■ **Exercise data**
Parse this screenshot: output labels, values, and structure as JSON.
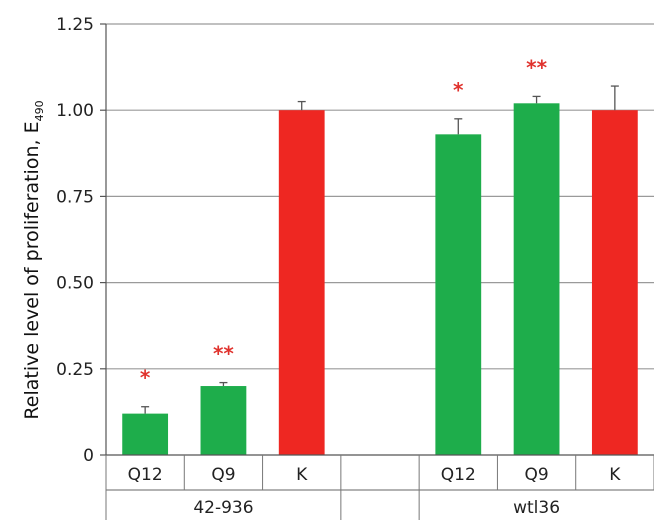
{
  "chart_data": {
    "type": "bar",
    "ylabel_main": "Relative level of proliferation, E",
    "ylabel_sub": "490",
    "ylim": [
      0,
      1.25
    ],
    "yticks": [
      "0",
      "0.25",
      "0.50",
      "0.75",
      "1.00",
      "1.25"
    ],
    "grid": true,
    "groups": [
      {
        "name": "42-936",
        "bars": [
          {
            "label": "Q12",
            "value": 0.12,
            "error": 0.02,
            "color": "#1ead4b",
            "annotation": "*"
          },
          {
            "label": "Q9",
            "value": 0.2,
            "error": 0.01,
            "color": "#1ead4b",
            "annotation": "**"
          },
          {
            "label": "K",
            "value": 1.0,
            "error": 0.025,
            "color": "#ee2722",
            "annotation": ""
          }
        ]
      },
      {
        "name": "",
        "bars": [
          {
            "label": "",
            "value": null,
            "error": null,
            "color": "",
            "annotation": ""
          }
        ]
      },
      {
        "name": "wtl36",
        "bars": [
          {
            "label": "Q12",
            "value": 0.93,
            "error": 0.045,
            "color": "#1ead4b",
            "annotation": "*"
          },
          {
            "label": "Q9",
            "value": 1.02,
            "error": 0.02,
            "color": "#1ead4b",
            "annotation": "**"
          },
          {
            "label": "K",
            "value": 1.0,
            "error": 0.07,
            "color": "#ee2722",
            "annotation": ""
          }
        ]
      }
    ]
  }
}
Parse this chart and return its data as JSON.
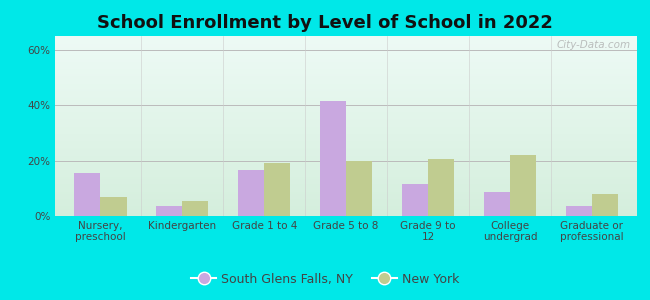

■ **Directions**
Print the complete listing exactly, apart from any pictures.

■ **Output of the task**
Parse this screenshot: output labels, values, and structure as JSON.
{
  "chart_data": {
    "type": "bar",
    "ylabel_main": "Relative level of proliferation, E",
    "ylabel_sub": "490",
    "ylim": [
      0,
      1.25
    ],
    "yticks": [
      "0",
      "0.25",
      "0.50",
      "0.75",
      "1.00",
      "1.25"
    ],
    "grid": true,
    "groups": [
      {
        "name": "42-936",
        "bars": [
          {
            "label": "Q12",
            "value": 0.12,
            "error": 0.02,
            "color": "#1ead4b",
            "annotation": "*"
          },
          {
            "label": "Q9",
            "value": 0.2,
            "error": 0.01,
            "color": "#1ead4b",
            "annotation": "**"
          },
          {
            "label": "K",
            "value": 1.0,
            "error": 0.025,
            "color": "#ee2722",
            "annotation": ""
          }
        ]
      },
      {
        "name": "",
        "bars": [
          {
            "label": "",
            "value": null,
            "error": null,
            "color": "",
            "annotation": ""
          }
        ]
      },
      {
        "name": "wtl36",
        "bars": [
          {
            "label": "Q12",
            "value": 0.93,
            "error": 0.045,
            "color": "#1ead4b",
            "annotation": "*"
          },
          {
            "label": "Q9",
            "value": 1.02,
            "error": 0.02,
            "color": "#1ead4b",
            "annotation": "**"
          },
          {
            "label": "K",
            "value": 1.0,
            "error": 0.07,
            "color": "#ee2722",
            "annotation": ""
          }
        ]
      }
    ]
  }
}
Parse this chart and return its data as JSON.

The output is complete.